• **GOAL OF THE EXERCISE**
Copy every line in which the string "product" occurs.

____

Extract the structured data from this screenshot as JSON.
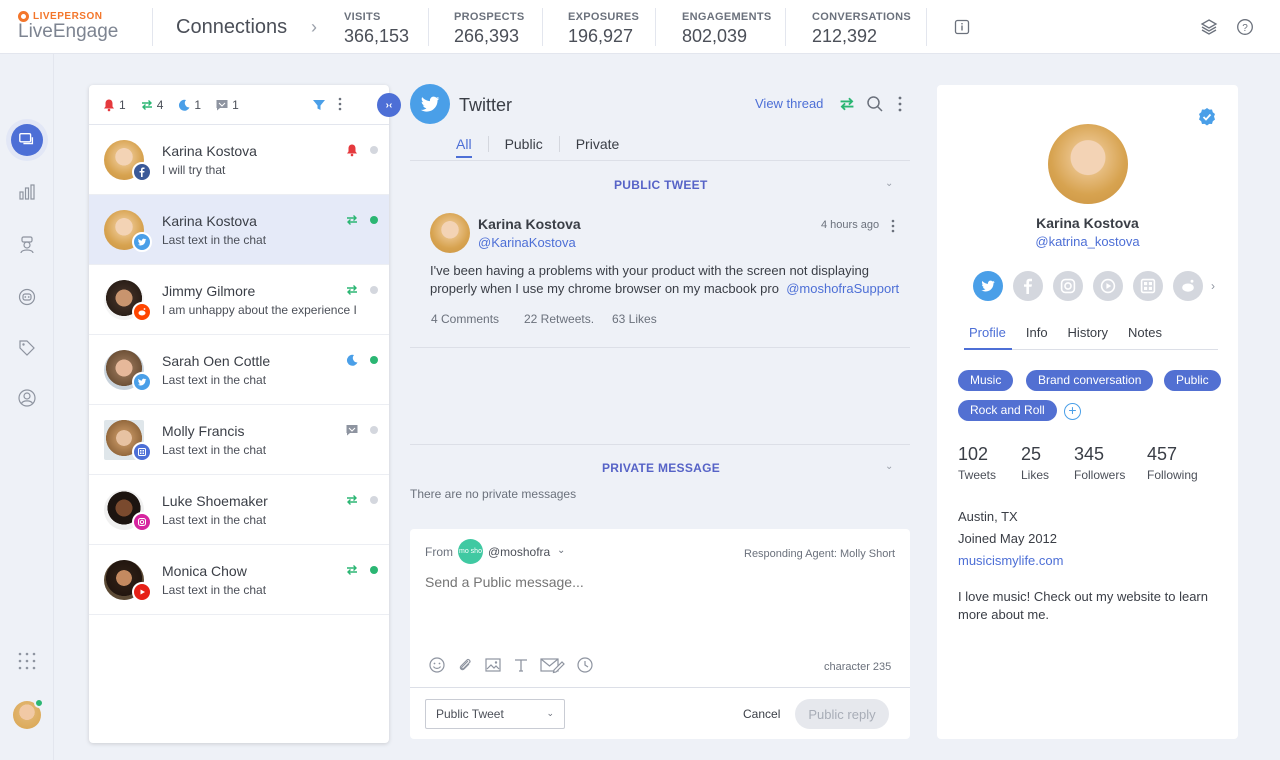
{
  "header": {
    "brand": "LIVEPERSON",
    "product": "LiveEngage",
    "page_title": "Connections",
    "stats": [
      {
        "label": "VISITS",
        "value": "366,153"
      },
      {
        "label": "PROSPECTS",
        "value": "266,393"
      },
      {
        "label": "EXPOSURES",
        "value": "196,927"
      },
      {
        "label": "ENGAGEMENTS",
        "value": "802,039"
      },
      {
        "label": "CONVERSATIONS",
        "value": "212,392"
      }
    ]
  },
  "filters": {
    "alerts": "1",
    "transfers": "4",
    "away": "1",
    "messages": "1"
  },
  "conversations": [
    {
      "name": "Karina Kostova",
      "message": "I will try that",
      "channel": "facebook",
      "status_icon": "alert-bell-icon",
      "online": false
    },
    {
      "name": "Karina Kostova",
      "message": "Last text in the chat",
      "channel": "twitter",
      "status_icon": "transfer-arrows-icon",
      "online": true
    },
    {
      "name": "Jimmy Gilmore",
      "message": "I am unhappy about the experience I",
      "channel": "reddit",
      "status_icon": "transfer-arrows-icon",
      "online": false
    },
    {
      "name": "Sarah Oen Cottle",
      "message": "Last text in the chat",
      "channel": "twitter",
      "status_icon": "moon-icon",
      "online": true
    },
    {
      "name": "Molly Francis",
      "message": "Last text in the chat",
      "channel": "app",
      "status_icon": "message-icon",
      "online": false
    },
    {
      "name": "Luke Shoemaker",
      "message": "Last text in the chat",
      "channel": "instagram",
      "status_icon": "transfer-arrows-icon",
      "online": false
    },
    {
      "name": "Monica Chow",
      "message": "Last text in the chat",
      "channel": "youtube",
      "status_icon": "transfer-arrows-icon",
      "online": true
    }
  ],
  "main": {
    "channel_title": "Twitter",
    "view_thread": "View thread",
    "tabs": [
      "All",
      "Public",
      "Private"
    ],
    "public_section": "PUBLIC TWEET",
    "tweet": {
      "author": "Karina Kostova",
      "handle": "@KarinaKostova",
      "time": "4 hours ago",
      "body": "I've been having a problems with your product with the screen not displaying properly when I use my chrome browser on my macbook pro",
      "mention": "@moshofraSupport",
      "comments": "4 Comments",
      "retweets": "22 Retweets.",
      "likes": "63 Likes"
    },
    "private_section": "PRIVATE MESSAGE",
    "no_private": "There are no private messages"
  },
  "composer": {
    "from_label": "From",
    "logo_text": "mo sho",
    "from_handle": "@moshofra",
    "agent": "Responding Agent: Molly Short",
    "placeholder": "Send a Public message...",
    "char_count": "character 235",
    "type_select": "Public Tweet",
    "cancel": "Cancel",
    "reply": "Public reply"
  },
  "profile": {
    "name": "Karina Kostova",
    "handle": "@katrina_kostova",
    "tabs": [
      "Profile",
      "Info",
      "History",
      "Notes"
    ],
    "tags": [
      "Music",
      "Brand conversation",
      "Public",
      "Rock and Roll"
    ],
    "stats": [
      {
        "value": "102",
        "label": "Tweets"
      },
      {
        "value": "25",
        "label": "Likes"
      },
      {
        "value": "345",
        "label": "Followers"
      },
      {
        "value": "457",
        "label": "Following"
      }
    ],
    "location": "Austin, TX",
    "joined": "Joined May 2012",
    "website": "musicismylife.com",
    "bio": "I love music! Check out my website to learn more about me."
  },
  "colors": {
    "accent": "#4d6fd6",
    "twitter": "#4a9fe8",
    "online": "#2bb673",
    "alert": "#e5393d"
  }
}
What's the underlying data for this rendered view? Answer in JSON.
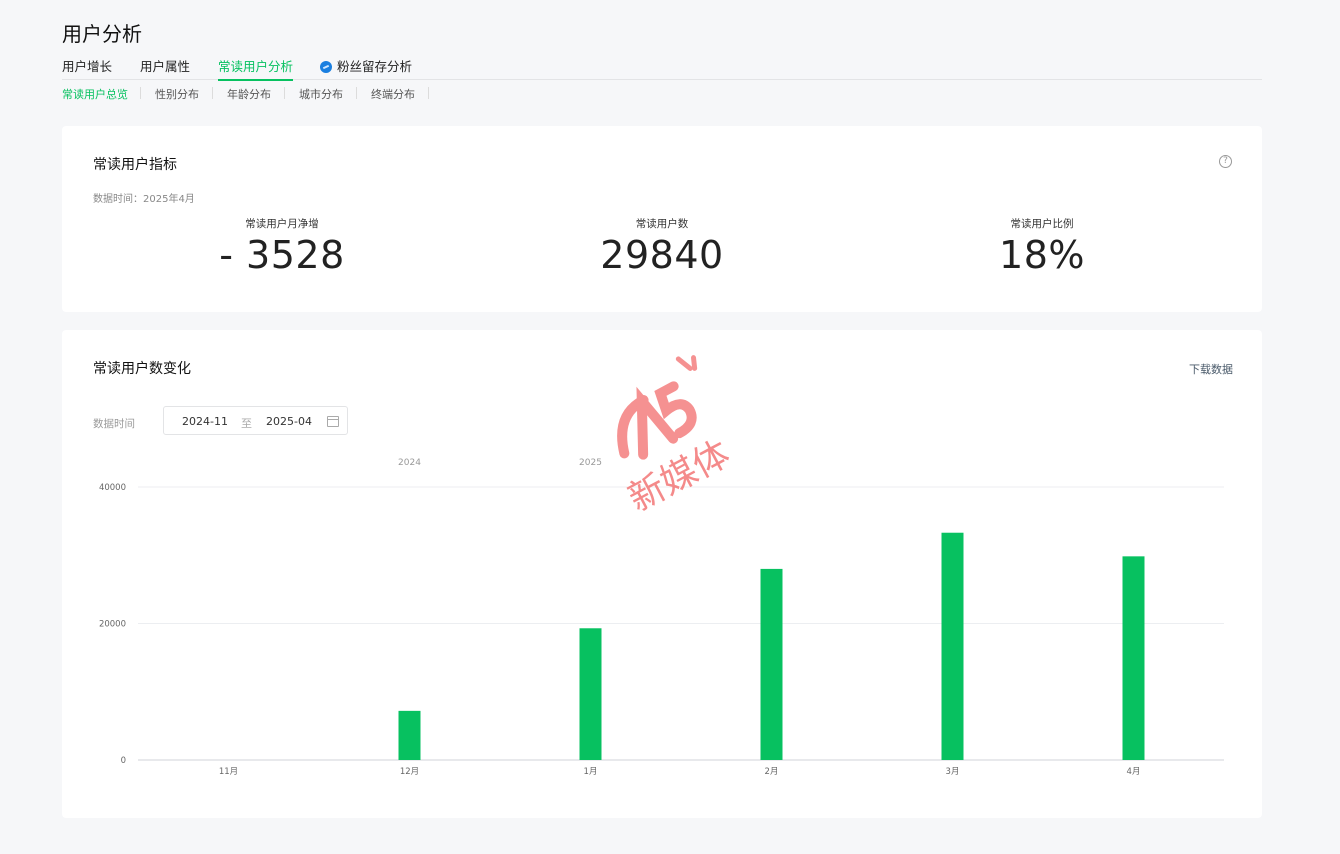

____

• **EXERCISE SOLUTION**
    "product": "LiveEngage",
      "body": "I've been having a problems with your product with the screen not displaying properly when I use my chrome browser on my macbook pro",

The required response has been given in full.